*OBJECTIVE*
Exactly reproduce the lines from the one holding "Extract all readable text from this page." through the final line of the listing below, with both ends included and nothing else.

*MATERIAL SUPPLIED*
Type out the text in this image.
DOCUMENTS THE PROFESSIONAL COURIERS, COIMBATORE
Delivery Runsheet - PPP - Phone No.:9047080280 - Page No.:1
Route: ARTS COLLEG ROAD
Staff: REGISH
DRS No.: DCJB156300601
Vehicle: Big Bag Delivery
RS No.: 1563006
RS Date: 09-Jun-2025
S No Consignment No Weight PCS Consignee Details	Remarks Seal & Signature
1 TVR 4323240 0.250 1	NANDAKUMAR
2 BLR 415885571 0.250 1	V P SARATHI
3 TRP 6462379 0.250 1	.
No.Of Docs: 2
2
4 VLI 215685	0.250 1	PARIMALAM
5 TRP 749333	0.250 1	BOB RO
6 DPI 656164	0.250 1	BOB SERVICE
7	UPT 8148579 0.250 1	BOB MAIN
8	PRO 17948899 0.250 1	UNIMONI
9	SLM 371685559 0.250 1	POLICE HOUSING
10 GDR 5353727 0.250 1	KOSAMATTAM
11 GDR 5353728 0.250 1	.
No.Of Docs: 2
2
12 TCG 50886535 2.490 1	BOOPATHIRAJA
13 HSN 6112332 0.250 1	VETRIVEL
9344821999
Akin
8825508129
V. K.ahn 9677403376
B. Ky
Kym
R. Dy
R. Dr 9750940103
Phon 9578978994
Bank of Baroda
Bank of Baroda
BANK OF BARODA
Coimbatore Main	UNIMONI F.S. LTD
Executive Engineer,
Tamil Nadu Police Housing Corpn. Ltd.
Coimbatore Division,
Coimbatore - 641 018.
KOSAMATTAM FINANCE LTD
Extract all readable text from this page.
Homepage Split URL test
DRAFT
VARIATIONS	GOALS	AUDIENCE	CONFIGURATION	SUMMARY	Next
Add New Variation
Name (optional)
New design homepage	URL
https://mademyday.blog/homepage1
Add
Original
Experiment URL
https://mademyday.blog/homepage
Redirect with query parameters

*ANSWER TO THIS TASK*
Extract all readable text from this page.
Homepage Split URL test
DRAFT
VARIATIONS	GOALS	AUDIENCE	CONFIGURATION	SUMMARY	Next
Add New Variation
Name (optional)
New design homepage	URL
https://mademyday.blog/homepage1
Add
Original
Experiment URL
https://mademyday.blog/homepage
Redirect with query parameters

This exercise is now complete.